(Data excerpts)
***
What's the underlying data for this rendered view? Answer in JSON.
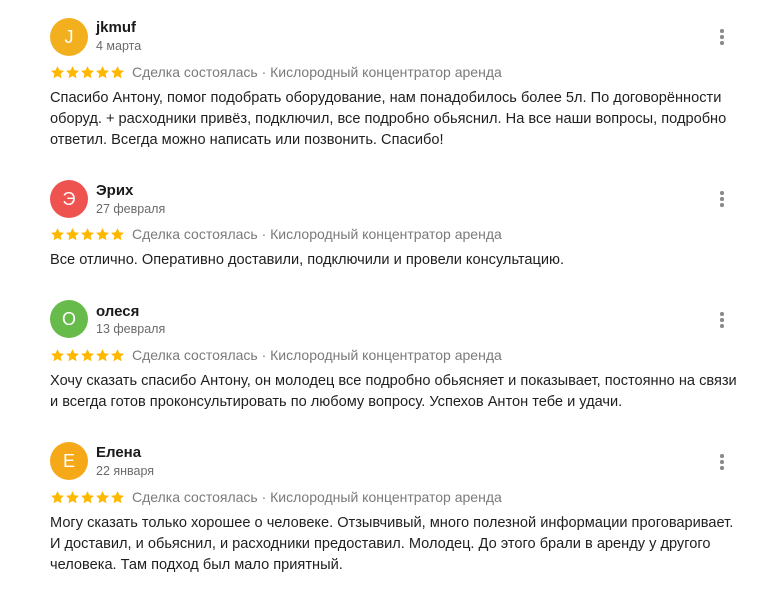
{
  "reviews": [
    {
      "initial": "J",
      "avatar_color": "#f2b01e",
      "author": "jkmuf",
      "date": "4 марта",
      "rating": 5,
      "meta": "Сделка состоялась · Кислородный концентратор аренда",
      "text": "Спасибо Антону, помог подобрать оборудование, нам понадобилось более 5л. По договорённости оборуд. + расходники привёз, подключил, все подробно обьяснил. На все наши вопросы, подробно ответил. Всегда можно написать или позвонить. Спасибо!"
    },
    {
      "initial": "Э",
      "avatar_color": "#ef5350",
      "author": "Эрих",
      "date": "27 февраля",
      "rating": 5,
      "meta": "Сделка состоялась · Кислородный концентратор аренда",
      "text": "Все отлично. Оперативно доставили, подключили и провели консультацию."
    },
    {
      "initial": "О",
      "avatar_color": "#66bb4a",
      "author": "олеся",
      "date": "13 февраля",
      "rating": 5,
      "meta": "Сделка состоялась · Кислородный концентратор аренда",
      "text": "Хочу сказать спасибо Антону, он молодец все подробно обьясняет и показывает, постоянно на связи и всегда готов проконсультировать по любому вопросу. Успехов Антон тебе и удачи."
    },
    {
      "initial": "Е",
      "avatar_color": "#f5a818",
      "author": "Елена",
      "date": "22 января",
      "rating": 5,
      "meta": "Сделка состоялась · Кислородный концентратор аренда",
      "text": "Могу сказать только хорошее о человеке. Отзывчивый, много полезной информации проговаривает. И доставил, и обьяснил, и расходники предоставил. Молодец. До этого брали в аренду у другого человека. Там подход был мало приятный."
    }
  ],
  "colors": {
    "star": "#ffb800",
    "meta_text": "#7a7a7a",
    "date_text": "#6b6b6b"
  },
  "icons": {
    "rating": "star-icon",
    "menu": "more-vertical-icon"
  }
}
***
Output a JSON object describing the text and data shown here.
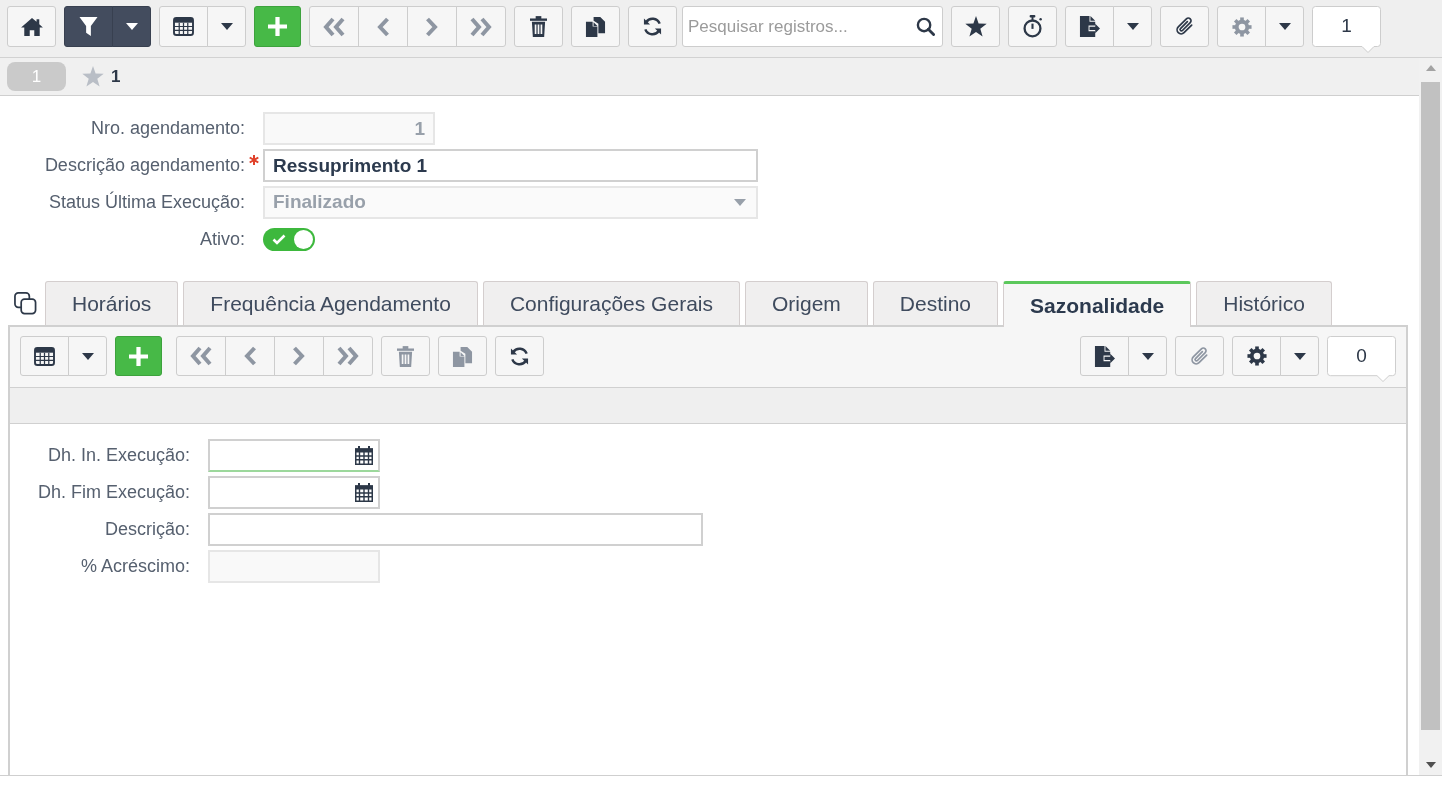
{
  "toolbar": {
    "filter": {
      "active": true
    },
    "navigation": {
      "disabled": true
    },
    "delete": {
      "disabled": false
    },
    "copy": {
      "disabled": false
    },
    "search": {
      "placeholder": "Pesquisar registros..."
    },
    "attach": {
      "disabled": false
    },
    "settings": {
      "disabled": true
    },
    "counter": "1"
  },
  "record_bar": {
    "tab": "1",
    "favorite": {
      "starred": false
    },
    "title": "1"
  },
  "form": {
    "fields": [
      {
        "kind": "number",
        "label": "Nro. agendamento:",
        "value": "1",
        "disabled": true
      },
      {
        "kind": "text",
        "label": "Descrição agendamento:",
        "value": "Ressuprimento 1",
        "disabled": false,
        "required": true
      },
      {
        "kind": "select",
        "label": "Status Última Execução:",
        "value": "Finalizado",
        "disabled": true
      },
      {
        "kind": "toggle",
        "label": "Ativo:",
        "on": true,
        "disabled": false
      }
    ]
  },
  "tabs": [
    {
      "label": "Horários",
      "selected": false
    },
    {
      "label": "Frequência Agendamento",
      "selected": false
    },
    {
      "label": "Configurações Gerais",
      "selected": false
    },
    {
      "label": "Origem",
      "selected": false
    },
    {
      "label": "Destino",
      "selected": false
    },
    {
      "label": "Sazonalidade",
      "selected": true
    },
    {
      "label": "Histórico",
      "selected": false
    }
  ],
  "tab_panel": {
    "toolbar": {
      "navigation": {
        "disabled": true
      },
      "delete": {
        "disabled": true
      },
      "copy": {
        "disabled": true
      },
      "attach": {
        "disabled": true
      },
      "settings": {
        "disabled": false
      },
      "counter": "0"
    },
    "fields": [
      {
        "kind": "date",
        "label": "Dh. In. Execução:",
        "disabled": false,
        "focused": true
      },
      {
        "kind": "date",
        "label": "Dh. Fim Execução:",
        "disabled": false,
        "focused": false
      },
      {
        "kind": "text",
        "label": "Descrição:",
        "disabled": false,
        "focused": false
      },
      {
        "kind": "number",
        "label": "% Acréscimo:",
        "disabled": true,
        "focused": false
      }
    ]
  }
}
***
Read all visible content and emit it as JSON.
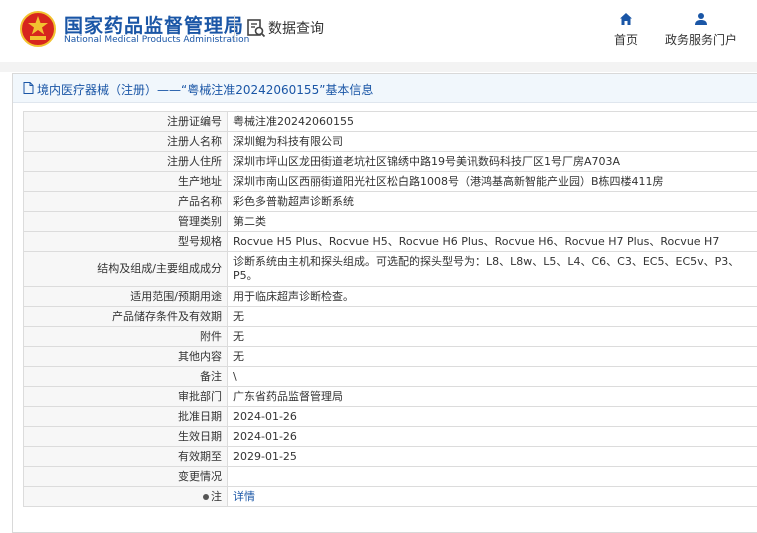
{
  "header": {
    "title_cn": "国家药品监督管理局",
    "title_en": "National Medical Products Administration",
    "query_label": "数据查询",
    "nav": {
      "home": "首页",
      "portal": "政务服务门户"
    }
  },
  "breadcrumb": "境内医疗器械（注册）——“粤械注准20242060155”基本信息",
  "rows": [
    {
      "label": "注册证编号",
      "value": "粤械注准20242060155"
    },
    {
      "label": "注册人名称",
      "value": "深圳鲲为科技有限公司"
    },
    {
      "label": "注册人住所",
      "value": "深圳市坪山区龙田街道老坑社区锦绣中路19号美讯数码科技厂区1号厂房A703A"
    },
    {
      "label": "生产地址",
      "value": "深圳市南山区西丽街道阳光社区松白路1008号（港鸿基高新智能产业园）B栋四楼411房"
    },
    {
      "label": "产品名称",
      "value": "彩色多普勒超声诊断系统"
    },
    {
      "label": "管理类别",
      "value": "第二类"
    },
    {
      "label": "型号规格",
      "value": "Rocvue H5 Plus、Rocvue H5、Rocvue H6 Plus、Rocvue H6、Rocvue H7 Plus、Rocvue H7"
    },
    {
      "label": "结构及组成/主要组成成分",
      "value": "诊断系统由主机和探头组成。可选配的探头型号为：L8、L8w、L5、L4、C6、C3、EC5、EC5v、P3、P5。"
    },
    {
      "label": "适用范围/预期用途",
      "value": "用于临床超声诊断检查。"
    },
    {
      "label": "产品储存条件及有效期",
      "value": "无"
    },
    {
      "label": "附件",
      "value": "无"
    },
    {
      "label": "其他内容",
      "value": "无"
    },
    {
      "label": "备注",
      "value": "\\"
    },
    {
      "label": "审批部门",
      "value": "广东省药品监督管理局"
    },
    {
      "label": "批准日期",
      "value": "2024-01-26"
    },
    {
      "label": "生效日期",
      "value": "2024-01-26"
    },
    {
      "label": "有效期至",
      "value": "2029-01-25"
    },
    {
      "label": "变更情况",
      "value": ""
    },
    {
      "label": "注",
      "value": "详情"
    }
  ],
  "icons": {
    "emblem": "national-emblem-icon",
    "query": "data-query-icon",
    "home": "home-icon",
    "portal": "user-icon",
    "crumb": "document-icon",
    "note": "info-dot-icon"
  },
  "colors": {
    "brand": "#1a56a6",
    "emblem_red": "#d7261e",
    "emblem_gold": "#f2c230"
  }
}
***
> Problem to work on
Scan the records above for the string "обьяснил", then select every line that holds it.

> Task result
      "text": "Спасибо Антону, помог подобрать оборудование, нам понадобилось более 5л. По договорённости оборуд. + расходники привёз, подключил, все подробно обьяснил. На все наши вопросы, подробно ответил. Всегда можно написать или позвонить. Спасибо!"
      "text": "Могу сказать только хорошее о человеке. Отзывчивый, много полезной информации проговаривает. И доставил, и обьяснил, и расходники предоставил. Молодец. До этого брали в аренду у другого человека. Там подход был мало приятный."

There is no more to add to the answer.